== Extracted entries
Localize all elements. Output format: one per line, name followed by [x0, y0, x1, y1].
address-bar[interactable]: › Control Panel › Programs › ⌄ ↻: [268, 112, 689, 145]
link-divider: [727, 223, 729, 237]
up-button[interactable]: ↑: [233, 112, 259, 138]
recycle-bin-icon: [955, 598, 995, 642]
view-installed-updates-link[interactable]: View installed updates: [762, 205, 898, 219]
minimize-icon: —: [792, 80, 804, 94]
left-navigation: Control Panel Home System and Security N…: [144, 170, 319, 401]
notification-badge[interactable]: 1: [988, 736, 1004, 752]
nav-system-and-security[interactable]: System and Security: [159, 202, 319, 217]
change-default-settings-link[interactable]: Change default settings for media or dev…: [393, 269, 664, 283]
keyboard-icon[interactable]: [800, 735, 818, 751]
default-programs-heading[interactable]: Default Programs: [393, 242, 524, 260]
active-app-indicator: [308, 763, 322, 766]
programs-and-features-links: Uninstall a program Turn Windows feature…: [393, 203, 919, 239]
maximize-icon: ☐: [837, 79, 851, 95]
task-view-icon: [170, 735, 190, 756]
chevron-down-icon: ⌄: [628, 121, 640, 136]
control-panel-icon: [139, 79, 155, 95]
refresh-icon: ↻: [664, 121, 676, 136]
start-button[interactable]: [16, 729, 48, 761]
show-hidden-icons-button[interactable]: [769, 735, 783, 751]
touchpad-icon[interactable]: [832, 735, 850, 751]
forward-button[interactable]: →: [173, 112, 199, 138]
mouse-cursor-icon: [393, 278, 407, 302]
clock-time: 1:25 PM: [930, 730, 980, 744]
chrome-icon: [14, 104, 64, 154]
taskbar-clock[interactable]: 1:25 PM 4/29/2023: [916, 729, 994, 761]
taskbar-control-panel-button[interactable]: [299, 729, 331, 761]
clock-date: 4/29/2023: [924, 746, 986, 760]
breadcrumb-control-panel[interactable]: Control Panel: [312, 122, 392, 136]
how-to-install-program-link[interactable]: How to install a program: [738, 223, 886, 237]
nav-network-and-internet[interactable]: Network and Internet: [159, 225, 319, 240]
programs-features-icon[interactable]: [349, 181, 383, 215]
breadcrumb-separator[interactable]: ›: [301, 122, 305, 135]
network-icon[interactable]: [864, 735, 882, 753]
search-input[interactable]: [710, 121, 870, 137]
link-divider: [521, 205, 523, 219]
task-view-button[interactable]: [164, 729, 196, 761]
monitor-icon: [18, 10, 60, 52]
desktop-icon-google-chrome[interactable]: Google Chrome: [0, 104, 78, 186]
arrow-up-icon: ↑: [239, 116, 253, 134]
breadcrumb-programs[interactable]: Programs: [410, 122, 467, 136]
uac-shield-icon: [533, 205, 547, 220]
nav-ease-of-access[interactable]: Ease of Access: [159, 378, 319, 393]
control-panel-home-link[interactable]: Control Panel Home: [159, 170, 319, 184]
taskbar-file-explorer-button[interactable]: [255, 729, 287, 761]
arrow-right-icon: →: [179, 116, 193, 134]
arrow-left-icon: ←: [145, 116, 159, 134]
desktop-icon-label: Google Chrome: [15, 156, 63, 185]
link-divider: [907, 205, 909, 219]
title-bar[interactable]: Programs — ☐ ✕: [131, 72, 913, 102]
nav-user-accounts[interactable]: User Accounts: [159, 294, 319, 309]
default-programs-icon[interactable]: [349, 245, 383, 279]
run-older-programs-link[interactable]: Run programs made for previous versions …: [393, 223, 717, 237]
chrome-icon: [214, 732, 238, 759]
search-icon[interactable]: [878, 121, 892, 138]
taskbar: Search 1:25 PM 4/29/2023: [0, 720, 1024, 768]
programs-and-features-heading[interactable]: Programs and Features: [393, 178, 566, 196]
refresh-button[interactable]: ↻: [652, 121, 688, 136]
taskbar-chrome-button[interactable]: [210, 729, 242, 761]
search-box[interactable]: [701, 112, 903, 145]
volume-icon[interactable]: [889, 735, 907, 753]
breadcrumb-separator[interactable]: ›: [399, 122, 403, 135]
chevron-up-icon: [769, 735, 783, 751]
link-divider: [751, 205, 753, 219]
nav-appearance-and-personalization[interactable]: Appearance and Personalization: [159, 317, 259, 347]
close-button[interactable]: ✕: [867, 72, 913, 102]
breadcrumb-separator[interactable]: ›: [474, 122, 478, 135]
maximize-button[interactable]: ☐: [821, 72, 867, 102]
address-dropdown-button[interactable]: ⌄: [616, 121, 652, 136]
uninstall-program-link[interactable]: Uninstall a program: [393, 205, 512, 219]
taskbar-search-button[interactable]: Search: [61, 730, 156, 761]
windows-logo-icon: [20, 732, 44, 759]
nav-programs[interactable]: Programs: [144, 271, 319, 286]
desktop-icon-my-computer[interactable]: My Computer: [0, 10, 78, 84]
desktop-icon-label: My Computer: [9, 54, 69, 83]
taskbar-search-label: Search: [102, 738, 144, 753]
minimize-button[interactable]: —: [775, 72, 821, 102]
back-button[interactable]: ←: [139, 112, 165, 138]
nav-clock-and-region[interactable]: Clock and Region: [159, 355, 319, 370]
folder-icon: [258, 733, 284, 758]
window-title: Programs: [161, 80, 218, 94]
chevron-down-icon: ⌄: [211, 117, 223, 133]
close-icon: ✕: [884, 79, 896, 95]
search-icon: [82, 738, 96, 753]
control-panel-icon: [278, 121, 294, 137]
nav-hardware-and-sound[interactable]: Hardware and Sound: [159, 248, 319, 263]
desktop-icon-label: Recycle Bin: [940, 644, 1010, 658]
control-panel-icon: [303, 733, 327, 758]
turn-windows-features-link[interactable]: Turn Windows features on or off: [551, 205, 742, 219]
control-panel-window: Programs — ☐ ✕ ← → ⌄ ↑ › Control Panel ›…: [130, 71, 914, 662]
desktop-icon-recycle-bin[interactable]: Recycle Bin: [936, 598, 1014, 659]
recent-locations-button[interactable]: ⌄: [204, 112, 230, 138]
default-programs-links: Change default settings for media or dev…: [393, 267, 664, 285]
====
* What you have to do: Reproduce the records with every occurrence of "Localize" replaced by "Detect" and nothing else changed.

* Solution to this task:
Detect all elements. Output format: one per line, name followed by [x0, y0, x1, y1].
address-bar[interactable]: › Control Panel › Programs › ⌄ ↻: [268, 112, 689, 145]
link-divider: [727, 223, 729, 237]
up-button[interactable]: ↑: [233, 112, 259, 138]
recycle-bin-icon: [955, 598, 995, 642]
view-installed-updates-link[interactable]: View installed updates: [762, 205, 898, 219]
minimize-icon: —: [792, 80, 804, 94]
left-navigation: Control Panel Home System and Security N…: [144, 170, 319, 401]
notification-badge[interactable]: 1: [988, 736, 1004, 752]
nav-system-and-security[interactable]: System and Security: [159, 202, 319, 217]
change-default-settings-link[interactable]: Change default settings for media or dev…: [393, 269, 664, 283]
keyboard-icon[interactable]: [800, 735, 818, 751]
default-programs-heading[interactable]: Default Programs: [393, 242, 524, 260]
active-app-indicator: [308, 763, 322, 766]
programs-and-features-links: Uninstall a program Turn Windows feature…: [393, 203, 919, 239]
maximize-icon: ☐: [837, 79, 851, 95]
task-view-icon: [170, 735, 190, 756]
chevron-down-icon: ⌄: [628, 121, 640, 136]
control-panel-icon: [139, 79, 155, 95]
refresh-icon: ↻: [664, 121, 676, 136]
start-button[interactable]: [16, 729, 48, 761]
show-hidden-icons-button[interactable]: [769, 735, 783, 751]
touchpad-icon[interactable]: [832, 735, 850, 751]
forward-button[interactable]: →: [173, 112, 199, 138]
mouse-cursor-icon: [393, 278, 407, 302]
clock-time: 1:25 PM: [930, 730, 980, 744]
chrome-icon: [14, 104, 64, 154]
taskbar-clock[interactable]: 1:25 PM 4/29/2023: [916, 729, 994, 761]
taskbar-control-panel-button[interactable]: [299, 729, 331, 761]
clock-date: 4/29/2023: [924, 746, 986, 760]
breadcrumb-control-panel[interactable]: Control Panel: [312, 122, 392, 136]
how-to-install-program-link[interactable]: How to install a program: [738, 223, 886, 237]
nav-network-and-internet[interactable]: Network and Internet: [159, 225, 319, 240]
programs-features-icon[interactable]: [349, 181, 383, 215]
breadcrumb-separator[interactable]: ›: [301, 122, 305, 135]
network-icon[interactable]: [864, 735, 882, 753]
search-input[interactable]: [710, 121, 870, 137]
link-divider: [521, 205, 523, 219]
task-view-button[interactable]: [164, 729, 196, 761]
monitor-icon: [18, 10, 60, 52]
desktop-icon-google-chrome[interactable]: Google Chrome: [0, 104, 78, 186]
arrow-up-icon: ↑: [239, 116, 253, 134]
breadcrumb-programs[interactable]: Programs: [410, 122, 467, 136]
uac-shield-icon: [533, 205, 547, 220]
nav-ease-of-access[interactable]: Ease of Access: [159, 378, 319, 393]
control-panel-home-link[interactable]: Control Panel Home: [159, 170, 319, 184]
taskbar-file-explorer-button[interactable]: [255, 729, 287, 761]
arrow-right-icon: →: [179, 116, 193, 134]
arrow-left-icon: ←: [145, 116, 159, 134]
desktop-icon-label: Google Chrome: [15, 156, 63, 185]
link-divider: [907, 205, 909, 219]
title-bar[interactable]: Programs — ☐ ✕: [131, 72, 913, 102]
nav-user-accounts[interactable]: User Accounts: [159, 294, 319, 309]
default-programs-icon[interactable]: [349, 245, 383, 279]
run-older-programs-link[interactable]: Run programs made for previous versions …: [393, 223, 717, 237]
chrome-icon: [214, 732, 238, 759]
search-icon[interactable]: [878, 121, 892, 138]
taskbar: Search 1:25 PM 4/29/2023: [0, 720, 1024, 768]
programs-and-features-heading[interactable]: Programs and Features: [393, 178, 566, 196]
refresh-button[interactable]: ↻: [652, 121, 688, 136]
taskbar-chrome-button[interactable]: [210, 729, 242, 761]
search-box[interactable]: [701, 112, 903, 145]
volume-icon[interactable]: [889, 735, 907, 753]
breadcrumb-separator[interactable]: ›: [399, 122, 403, 135]
chevron-up-icon: [769, 735, 783, 751]
link-divider: [751, 205, 753, 219]
nav-appearance-and-personalization[interactable]: Appearance and Personalization: [159, 317, 259, 347]
close-button[interactable]: ✕: [867, 72, 913, 102]
breadcrumb-separator[interactable]: ›: [474, 122, 478, 135]
maximize-button[interactable]: ☐: [821, 72, 867, 102]
address-dropdown-button[interactable]: ⌄: [616, 121, 652, 136]
uninstall-program-link[interactable]: Uninstall a program: [393, 205, 512, 219]
taskbar-search-button[interactable]: Search: [61, 730, 156, 761]
windows-logo-icon: [20, 732, 44, 759]
nav-programs[interactable]: Programs: [144, 271, 319, 286]
desktop-icon-my-computer[interactable]: My Computer: [0, 10, 78, 84]
desktop-icon-label: My Computer: [9, 54, 69, 83]
taskbar-search-label: Search: [102, 738, 144, 753]
minimize-button[interactable]: —: [775, 72, 821, 102]
back-button[interactable]: ←: [139, 112, 165, 138]
nav-clock-and-region[interactable]: Clock and Region: [159, 355, 319, 370]
folder-icon: [258, 733, 284, 758]
window-title: Programs: [161, 80, 218, 94]
chevron-down-icon: ⌄: [211, 117, 223, 133]
close-icon: ✕: [884, 79, 896, 95]
search-icon: [82, 738, 96, 753]
control-panel-icon: [278, 121, 294, 137]
nav-hardware-and-sound[interactable]: Hardware and Sound: [159, 248, 319, 263]
desktop-icon-label: Recycle Bin: [940, 644, 1010, 658]
control-panel-icon: [303, 733, 327, 758]
turn-windows-features-link[interactable]: Turn Windows features on or off: [551, 205, 742, 219]
control-panel-window: Programs — ☐ ✕ ← → ⌄ ↑ › Control Panel ›…: [130, 71, 914, 662]
desktop-icon-recycle-bin[interactable]: Recycle Bin: [936, 598, 1014, 659]
recent-locations-button[interactable]: ⌄: [204, 112, 230, 138]
default-programs-links: Change default settings for media or dev…: [393, 267, 664, 285]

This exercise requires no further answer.